Exercise inputs ::
────────────────

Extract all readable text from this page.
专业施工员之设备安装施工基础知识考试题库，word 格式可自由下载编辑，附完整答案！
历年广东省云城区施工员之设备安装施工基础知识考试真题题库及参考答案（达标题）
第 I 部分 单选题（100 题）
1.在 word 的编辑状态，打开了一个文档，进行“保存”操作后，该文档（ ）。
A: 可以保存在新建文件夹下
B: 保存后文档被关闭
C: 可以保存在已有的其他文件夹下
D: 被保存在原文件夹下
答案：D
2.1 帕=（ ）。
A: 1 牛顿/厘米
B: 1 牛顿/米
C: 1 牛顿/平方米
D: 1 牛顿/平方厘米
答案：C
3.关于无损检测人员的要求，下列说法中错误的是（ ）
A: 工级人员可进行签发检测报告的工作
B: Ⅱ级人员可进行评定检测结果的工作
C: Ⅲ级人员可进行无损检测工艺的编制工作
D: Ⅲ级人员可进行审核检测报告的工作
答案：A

────────────────

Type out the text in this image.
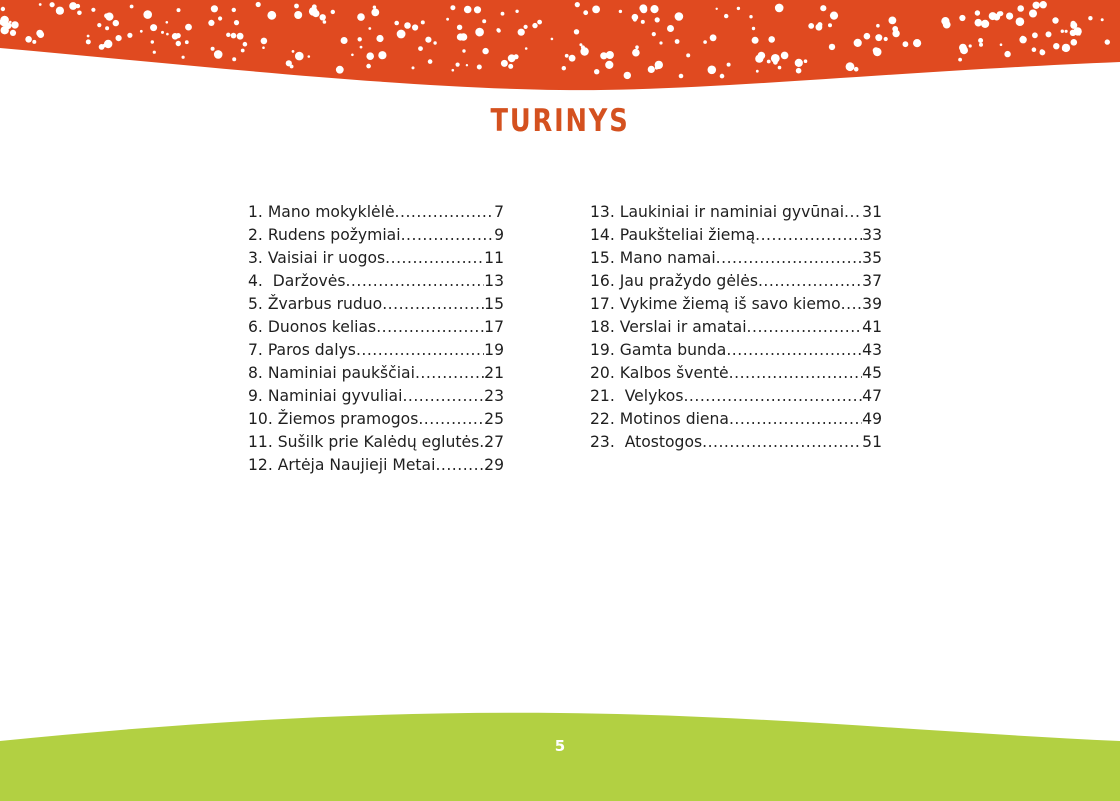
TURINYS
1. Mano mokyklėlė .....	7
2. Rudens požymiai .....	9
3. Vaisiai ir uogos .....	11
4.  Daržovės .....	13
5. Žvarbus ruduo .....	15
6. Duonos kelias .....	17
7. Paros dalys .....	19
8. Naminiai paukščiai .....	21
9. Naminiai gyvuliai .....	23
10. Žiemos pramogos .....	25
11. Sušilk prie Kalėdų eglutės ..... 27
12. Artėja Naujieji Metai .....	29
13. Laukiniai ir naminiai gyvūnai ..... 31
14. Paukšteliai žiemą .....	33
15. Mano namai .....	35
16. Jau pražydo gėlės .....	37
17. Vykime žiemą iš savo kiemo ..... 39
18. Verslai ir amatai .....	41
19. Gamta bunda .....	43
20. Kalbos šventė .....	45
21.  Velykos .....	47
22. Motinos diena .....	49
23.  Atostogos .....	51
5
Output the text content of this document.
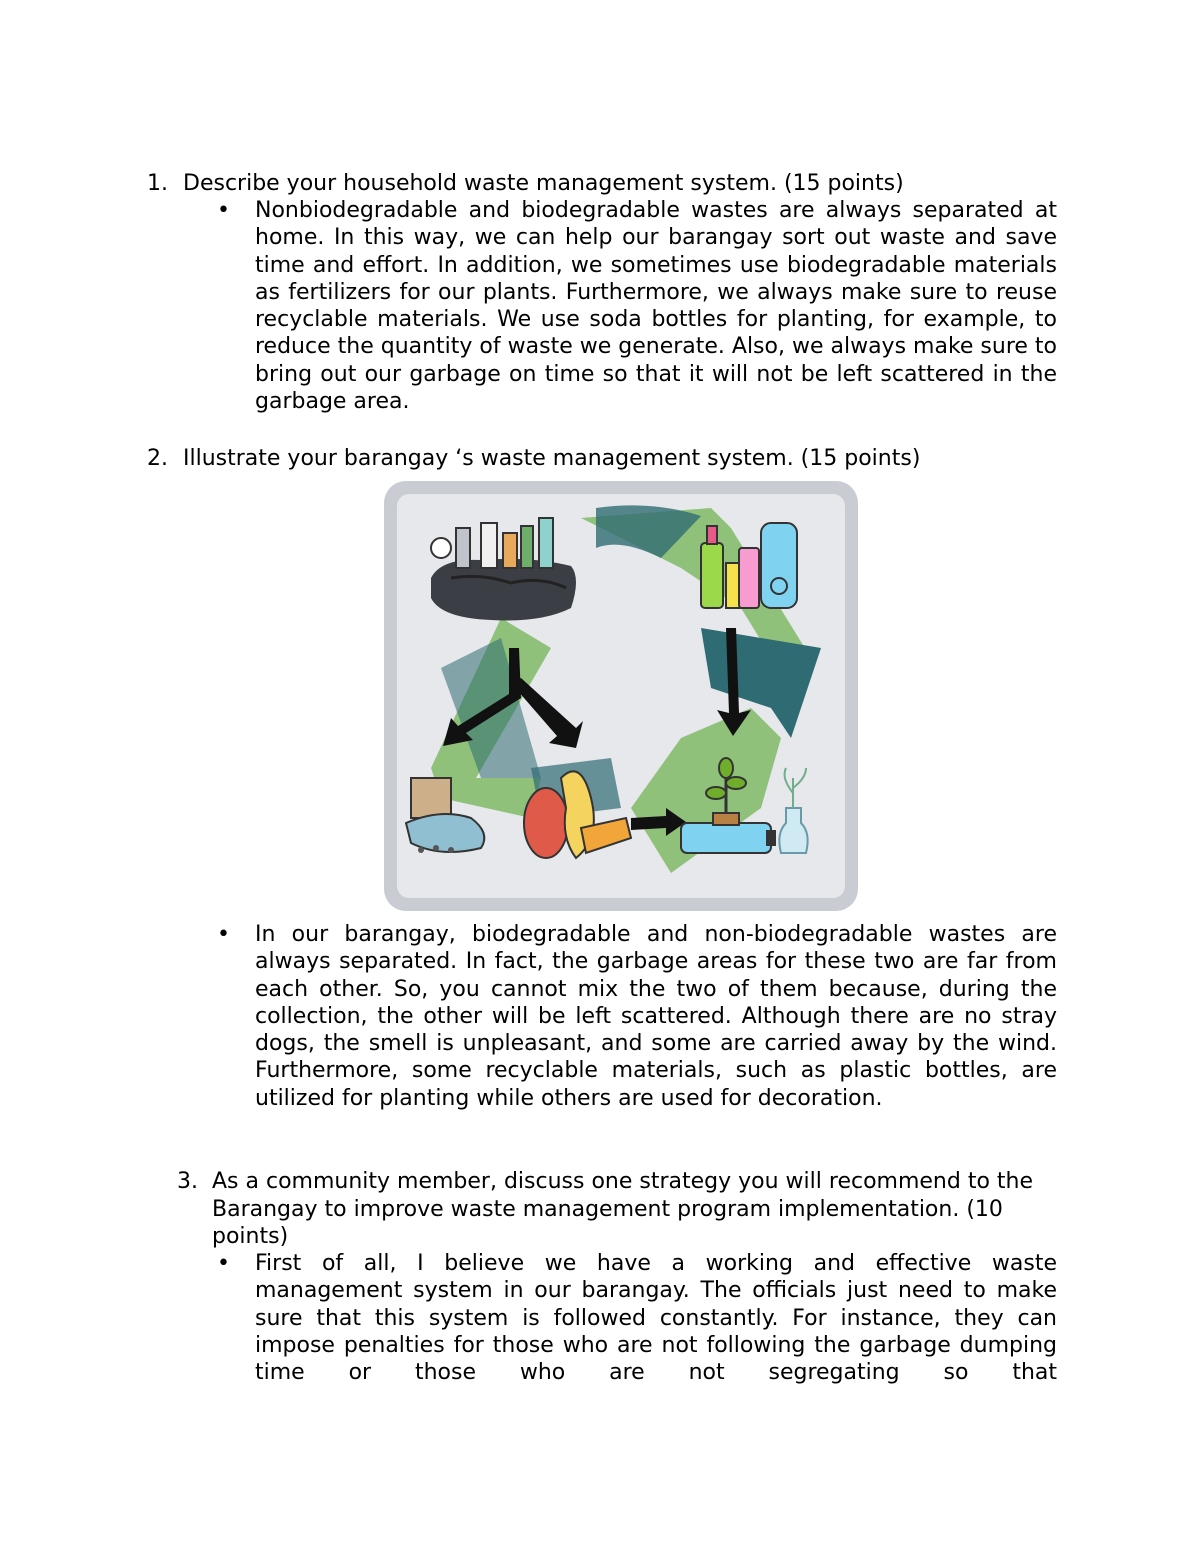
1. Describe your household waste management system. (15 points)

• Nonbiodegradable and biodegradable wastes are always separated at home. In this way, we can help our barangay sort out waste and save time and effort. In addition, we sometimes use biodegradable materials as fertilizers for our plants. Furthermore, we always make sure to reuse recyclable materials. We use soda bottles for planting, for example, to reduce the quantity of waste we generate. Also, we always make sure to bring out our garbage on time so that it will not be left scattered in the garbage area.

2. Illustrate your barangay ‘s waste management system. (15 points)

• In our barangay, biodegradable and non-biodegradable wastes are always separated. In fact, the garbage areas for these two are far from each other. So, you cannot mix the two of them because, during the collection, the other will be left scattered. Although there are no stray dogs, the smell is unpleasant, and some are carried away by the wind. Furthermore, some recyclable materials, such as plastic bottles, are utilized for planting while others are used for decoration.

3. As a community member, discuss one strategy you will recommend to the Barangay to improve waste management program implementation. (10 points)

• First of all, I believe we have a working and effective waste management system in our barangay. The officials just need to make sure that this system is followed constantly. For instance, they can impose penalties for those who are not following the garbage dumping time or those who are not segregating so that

────────────────

Note each line of the entries that has "sure" in it, and copy those lines.

• Nonbiodegradable and biodegradable wastes are always separated at home. In this way, we can help our barangay sort out waste and save time and effort. In addition, we sometimes use biodegradable materials as fertilizers for our plants. Furthermore, we always make sure to reuse recyclable materials. We use soda bottles for planting, for example, to reduce the quantity of waste we generate. Also, we always make sure to bring out our garbage on time so that it will not be left scattered in the garbage area.
• First of all, I believe we have a working and effective waste management system in our barangay. The officials just need to make sure that this system is followed constantly. For instance, they can impose penalties for those who are not following the garbage dumping time or those who are not segregating so that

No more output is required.